Daniel Pandeló Corrêa lista artistas que se inspiram em livros durante o processo criativo
Daniel Pandeló Corrêa lista artistas que se inspiram em livros durante o processo criativo
Após lança os EPs Invocações (2020) e Em Glória ou em Ruína (2022) e o disco Voando Reto num Muro de Tijolos (2020), produzido por Sarah Abdala, como amostras de um novo direcionamento na carreira de Daniel Pandeló Corrêa, que tem trajetória no meio cultural sendo construída desde 2006, quando lançou seu primeiro livro, lança Tudo que as vozes contaram parceria com Sarah Abdala via Selo Pomar.

____________________

→ Problemas e tarefas:
(a) De acordo com o trecho do texto, em que ano Daniel Pandeló Corrêa lançou seu primeiro livro?
(b) Nos registros, pegue o trecho que começa na linha que contém "List every element" e termina na que contém "eye-visible-icon[interactable] bbox=[81, 471, 97, 481]", com ambas incluídas, e multiplique por 2,4 cada coordenada das caixas nas respostas, arredondando para inteiros com as metades para cima. Reproduza somente essas linhas, inclusive a solicitação.
O texto e os registros não têm relação entre si.

→ Registros selecionados:
____________________

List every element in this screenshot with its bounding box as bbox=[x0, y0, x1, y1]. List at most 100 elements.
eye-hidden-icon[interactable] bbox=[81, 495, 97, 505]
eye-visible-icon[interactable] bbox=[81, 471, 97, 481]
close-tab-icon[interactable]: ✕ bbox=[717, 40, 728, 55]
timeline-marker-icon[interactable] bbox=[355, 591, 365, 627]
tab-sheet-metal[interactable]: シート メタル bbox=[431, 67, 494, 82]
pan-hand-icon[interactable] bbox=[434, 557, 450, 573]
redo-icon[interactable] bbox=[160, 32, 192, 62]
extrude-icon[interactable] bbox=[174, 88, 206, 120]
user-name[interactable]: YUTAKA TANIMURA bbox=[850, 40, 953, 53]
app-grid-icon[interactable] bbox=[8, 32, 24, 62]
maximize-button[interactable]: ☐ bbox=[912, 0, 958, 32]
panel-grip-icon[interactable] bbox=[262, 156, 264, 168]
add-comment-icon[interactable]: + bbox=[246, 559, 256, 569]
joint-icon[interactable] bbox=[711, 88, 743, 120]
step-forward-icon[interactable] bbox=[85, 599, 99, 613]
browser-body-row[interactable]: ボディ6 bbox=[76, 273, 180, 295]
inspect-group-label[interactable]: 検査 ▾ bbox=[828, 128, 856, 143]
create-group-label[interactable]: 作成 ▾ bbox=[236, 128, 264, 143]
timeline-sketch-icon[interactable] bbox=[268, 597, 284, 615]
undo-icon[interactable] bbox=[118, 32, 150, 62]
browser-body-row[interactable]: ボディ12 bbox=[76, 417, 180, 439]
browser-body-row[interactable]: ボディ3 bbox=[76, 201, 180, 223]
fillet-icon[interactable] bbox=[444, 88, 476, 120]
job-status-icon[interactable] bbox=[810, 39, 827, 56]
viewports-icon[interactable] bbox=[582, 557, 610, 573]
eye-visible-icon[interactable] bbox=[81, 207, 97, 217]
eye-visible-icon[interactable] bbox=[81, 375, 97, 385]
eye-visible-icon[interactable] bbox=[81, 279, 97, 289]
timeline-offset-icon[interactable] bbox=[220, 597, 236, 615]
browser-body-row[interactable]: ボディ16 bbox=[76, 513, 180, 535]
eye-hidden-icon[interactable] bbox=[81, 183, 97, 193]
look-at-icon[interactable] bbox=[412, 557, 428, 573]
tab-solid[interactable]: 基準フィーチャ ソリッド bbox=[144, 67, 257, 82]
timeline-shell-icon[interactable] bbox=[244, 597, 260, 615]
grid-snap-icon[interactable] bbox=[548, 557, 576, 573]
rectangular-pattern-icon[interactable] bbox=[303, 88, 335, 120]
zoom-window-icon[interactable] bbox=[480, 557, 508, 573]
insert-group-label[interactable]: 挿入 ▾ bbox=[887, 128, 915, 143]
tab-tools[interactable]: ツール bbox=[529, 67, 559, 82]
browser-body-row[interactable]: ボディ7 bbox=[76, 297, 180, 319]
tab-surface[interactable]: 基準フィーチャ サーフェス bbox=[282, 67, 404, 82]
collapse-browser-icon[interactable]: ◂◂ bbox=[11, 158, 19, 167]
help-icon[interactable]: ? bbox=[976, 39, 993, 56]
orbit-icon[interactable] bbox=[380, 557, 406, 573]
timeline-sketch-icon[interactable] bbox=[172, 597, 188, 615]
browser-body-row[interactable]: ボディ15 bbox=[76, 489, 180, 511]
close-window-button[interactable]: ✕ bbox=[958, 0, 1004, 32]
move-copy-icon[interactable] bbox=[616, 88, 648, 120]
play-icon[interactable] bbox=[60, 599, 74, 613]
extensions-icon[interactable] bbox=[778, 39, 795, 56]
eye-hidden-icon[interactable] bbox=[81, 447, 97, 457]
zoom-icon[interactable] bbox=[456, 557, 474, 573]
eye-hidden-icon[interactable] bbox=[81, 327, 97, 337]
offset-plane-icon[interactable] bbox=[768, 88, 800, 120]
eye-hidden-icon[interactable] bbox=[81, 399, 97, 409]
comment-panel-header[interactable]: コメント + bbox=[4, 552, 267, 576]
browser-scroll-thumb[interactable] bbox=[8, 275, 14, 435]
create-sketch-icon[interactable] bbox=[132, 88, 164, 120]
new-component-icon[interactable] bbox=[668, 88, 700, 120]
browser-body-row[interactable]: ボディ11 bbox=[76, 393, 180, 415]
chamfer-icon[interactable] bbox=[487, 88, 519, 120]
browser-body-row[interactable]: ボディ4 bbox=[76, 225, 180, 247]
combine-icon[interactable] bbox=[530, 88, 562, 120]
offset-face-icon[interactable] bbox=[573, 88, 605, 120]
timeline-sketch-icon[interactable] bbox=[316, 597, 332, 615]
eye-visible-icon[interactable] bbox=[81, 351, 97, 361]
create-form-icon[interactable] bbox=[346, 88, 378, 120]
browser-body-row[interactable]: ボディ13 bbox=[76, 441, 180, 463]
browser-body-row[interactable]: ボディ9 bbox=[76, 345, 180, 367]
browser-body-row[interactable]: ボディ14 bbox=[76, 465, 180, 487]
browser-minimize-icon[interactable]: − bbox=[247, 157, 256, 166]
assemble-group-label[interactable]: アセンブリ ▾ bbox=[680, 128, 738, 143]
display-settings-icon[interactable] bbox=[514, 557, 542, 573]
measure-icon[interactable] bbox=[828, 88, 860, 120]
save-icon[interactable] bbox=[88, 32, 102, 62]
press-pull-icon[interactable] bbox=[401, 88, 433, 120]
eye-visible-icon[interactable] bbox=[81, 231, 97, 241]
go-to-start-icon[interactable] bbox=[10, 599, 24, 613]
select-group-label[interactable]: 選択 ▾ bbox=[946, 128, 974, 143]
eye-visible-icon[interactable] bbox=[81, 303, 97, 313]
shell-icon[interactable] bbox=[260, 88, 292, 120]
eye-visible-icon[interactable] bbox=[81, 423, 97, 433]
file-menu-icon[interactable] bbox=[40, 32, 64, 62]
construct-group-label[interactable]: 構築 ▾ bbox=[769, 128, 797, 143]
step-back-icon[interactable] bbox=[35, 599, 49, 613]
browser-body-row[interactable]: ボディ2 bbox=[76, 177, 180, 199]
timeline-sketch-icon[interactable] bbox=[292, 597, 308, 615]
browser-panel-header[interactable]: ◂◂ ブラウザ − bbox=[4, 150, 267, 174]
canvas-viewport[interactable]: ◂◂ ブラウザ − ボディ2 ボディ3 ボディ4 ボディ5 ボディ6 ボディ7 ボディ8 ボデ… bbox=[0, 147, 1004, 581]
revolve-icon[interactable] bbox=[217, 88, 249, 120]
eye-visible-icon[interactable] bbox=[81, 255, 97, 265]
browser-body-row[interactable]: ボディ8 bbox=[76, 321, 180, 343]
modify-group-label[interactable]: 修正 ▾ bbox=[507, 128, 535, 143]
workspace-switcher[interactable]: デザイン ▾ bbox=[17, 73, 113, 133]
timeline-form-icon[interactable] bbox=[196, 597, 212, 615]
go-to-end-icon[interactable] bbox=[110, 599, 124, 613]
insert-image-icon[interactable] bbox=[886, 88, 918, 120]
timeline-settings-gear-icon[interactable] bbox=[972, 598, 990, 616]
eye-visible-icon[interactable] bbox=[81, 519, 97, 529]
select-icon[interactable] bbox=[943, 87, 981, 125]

____________________

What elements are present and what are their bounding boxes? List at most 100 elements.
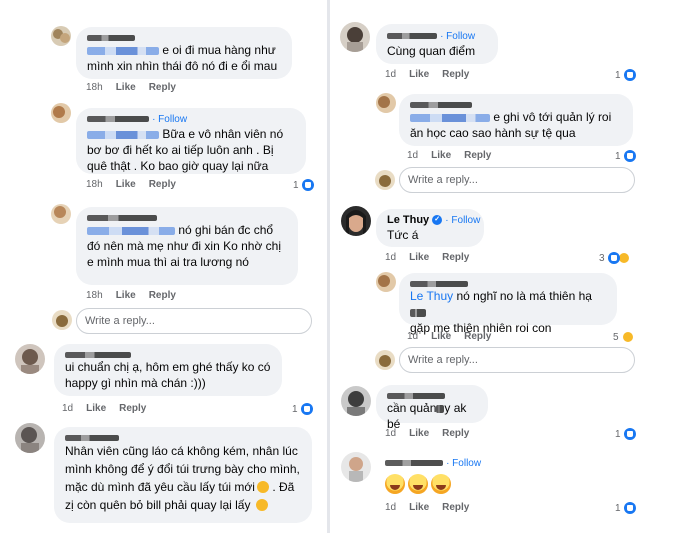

____________________

→ Respostas escritas:
(a) Em 2006.

(b)
List every element in this screenshot with its bounding box as bbox=[x0, y0, x1, y1]. List at most 100 elements.
eye-hidden-icon[interactable] bbox=[194, 1188, 233, 1212]
eye-visible-icon[interactable] bbox=[194, 1130, 233, 1154]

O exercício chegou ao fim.